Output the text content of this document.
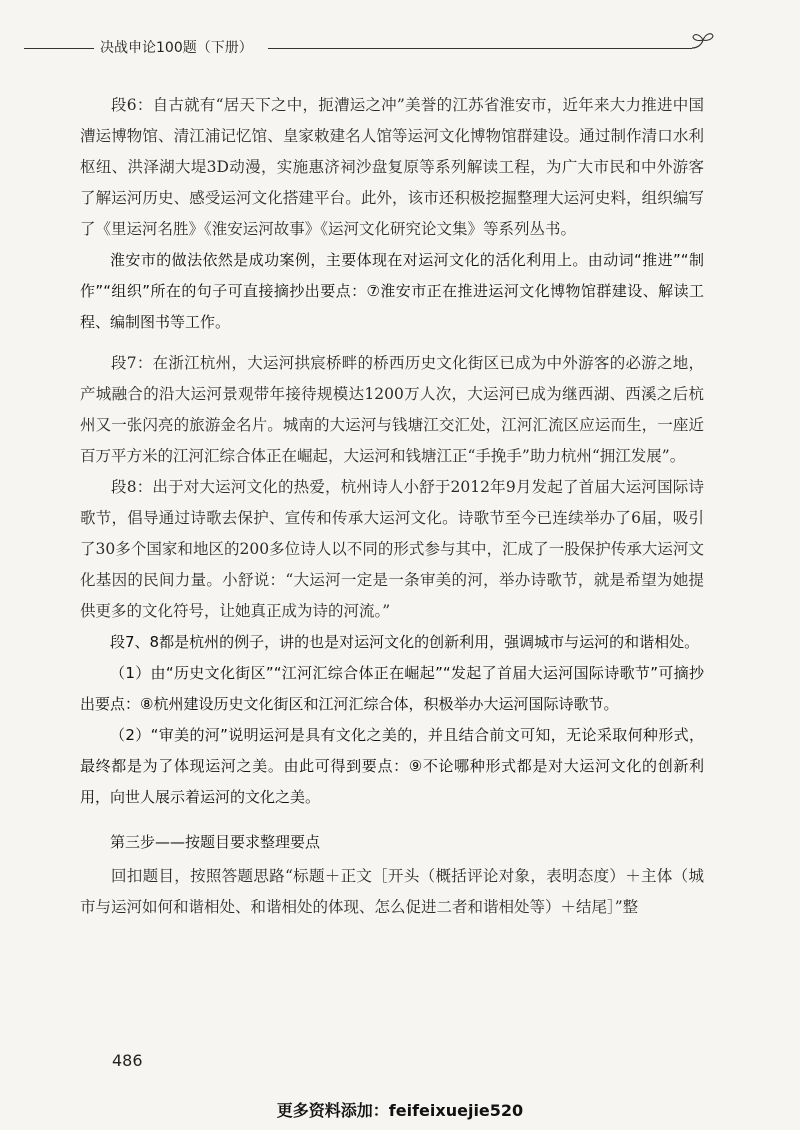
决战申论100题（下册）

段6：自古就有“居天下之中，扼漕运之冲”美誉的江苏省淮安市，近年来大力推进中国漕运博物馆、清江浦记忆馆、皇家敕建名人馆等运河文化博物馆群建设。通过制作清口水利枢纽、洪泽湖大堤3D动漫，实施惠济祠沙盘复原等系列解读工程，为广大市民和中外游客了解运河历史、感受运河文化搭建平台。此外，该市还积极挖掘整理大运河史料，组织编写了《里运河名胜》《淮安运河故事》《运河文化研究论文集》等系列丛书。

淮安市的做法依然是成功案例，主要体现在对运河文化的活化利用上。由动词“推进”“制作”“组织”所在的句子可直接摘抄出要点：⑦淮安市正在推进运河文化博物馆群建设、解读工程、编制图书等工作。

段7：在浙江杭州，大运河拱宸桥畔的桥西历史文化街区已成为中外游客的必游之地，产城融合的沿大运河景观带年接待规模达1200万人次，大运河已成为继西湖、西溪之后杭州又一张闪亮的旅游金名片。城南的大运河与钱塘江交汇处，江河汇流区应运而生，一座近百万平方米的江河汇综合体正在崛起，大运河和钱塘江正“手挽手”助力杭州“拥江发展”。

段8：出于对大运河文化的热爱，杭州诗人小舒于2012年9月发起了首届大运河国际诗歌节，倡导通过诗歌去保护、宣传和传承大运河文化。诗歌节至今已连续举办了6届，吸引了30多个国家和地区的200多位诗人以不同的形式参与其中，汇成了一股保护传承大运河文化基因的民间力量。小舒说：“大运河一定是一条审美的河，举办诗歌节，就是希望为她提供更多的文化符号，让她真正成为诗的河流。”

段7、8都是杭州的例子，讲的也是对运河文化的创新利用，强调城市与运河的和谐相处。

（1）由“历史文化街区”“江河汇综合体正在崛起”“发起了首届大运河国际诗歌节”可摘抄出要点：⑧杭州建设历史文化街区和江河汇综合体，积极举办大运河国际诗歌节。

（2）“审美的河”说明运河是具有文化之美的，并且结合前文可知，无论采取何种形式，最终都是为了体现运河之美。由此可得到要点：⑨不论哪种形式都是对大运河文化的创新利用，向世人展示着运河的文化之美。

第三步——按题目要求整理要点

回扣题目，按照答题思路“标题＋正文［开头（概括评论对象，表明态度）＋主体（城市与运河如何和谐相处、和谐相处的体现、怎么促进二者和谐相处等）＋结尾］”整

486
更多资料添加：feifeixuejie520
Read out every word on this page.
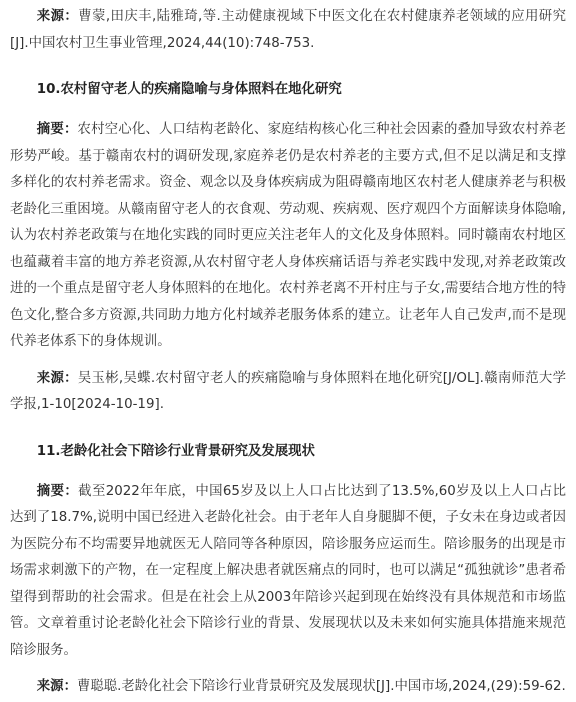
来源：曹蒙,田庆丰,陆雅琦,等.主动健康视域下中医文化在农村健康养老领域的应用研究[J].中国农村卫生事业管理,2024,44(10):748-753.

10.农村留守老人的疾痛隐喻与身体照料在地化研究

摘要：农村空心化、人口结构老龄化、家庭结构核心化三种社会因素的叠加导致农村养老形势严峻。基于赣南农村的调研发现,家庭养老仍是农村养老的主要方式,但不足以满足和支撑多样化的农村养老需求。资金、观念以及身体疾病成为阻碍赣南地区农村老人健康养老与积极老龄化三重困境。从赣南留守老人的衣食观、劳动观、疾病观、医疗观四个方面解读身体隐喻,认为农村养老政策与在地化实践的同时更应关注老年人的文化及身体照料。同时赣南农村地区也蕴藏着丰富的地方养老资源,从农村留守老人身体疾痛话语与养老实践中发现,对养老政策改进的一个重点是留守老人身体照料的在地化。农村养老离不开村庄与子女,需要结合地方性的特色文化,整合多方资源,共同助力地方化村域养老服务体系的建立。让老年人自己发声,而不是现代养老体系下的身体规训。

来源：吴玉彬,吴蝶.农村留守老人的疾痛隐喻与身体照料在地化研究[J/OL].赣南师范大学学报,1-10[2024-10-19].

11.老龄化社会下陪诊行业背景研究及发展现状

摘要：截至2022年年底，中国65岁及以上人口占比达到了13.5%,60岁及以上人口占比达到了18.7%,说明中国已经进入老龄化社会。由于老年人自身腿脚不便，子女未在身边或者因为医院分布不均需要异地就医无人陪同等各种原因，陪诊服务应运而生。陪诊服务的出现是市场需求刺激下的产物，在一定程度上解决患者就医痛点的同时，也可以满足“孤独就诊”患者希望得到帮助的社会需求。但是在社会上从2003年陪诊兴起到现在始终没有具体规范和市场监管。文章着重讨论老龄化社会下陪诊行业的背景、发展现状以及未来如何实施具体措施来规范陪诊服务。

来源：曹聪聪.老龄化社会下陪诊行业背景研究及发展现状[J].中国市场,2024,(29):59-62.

********************

EXERCISE REQUIREMENTS:
In the records above, find the line containing "Read out every word on this page.", then please restate it and each line after it word for word, pictures excluded.

SOLUTION:
Read out every word on this page.
来源：曹蒙,田庆丰,陆雅琦,等.主动健康视域下中医文化在农村健康养老领域的应用研究[J].中国农村卫生事业管理,2024,44(10):748-753.

10.农村留守老人的疾痛隐喻与身体照料在地化研究

摘要：农村空心化、人口结构老龄化、家庭结构核心化三种社会因素的叠加导致农村养老形势严峻。基于赣南农村的调研发现,家庭养老仍是农村养老的主要方式,但不足以满足和支撑多样化的农村养老需求。资金、观念以及身体疾病成为阻碍赣南地区农村老人健康养老与积极老龄化三重困境。从赣南留守老人的衣食观、劳动观、疾病观、医疗观四个方面解读身体隐喻,认为农村养老政策与在地化实践的同时更应关注老年人的文化及身体照料。同时赣南农村地区也蕴藏着丰富的地方养老资源,从农村留守老人身体疾痛话语与养老实践中发现,对养老政策改进的一个重点是留守老人身体照料的在地化。农村养老离不开村庄与子女,需要结合地方性的特色文化,整合多方资源,共同助力地方化村域养老服务体系的建立。让老年人自己发声,而不是现代养老体系下的身体规训。

来源：吴玉彬,吴蝶.农村留守老人的疾痛隐喻与身体照料在地化研究[J/OL].赣南师范大学学报,1-10[2024-10-19].

11.老龄化社会下陪诊行业背景研究及发展现状

摘要：截至2022年年底，中国65岁及以上人口占比达到了13.5%,60岁及以上人口占比达到了18.7%,说明中国已经进入老龄化社会。由于老年人自身腿脚不便，子女未在身边或者因为医院分布不均需要异地就医无人陪同等各种原因，陪诊服务应运而生。陪诊服务的出现是市场需求刺激下的产物，在一定程度上解决患者就医痛点的同时，也可以满足“孤独就诊”患者希望得到帮助的社会需求。但是在社会上从2003年陪诊兴起到现在始终没有具体规范和市场监管。文章着重讨论老龄化社会下陪诊行业的背景、发展现状以及未来如何实施具体措施来规范陪诊服务。

来源：曹聪聪.老龄化社会下陪诊行业背景研究及发展现状[J].中国市场,2024,(29):59-62.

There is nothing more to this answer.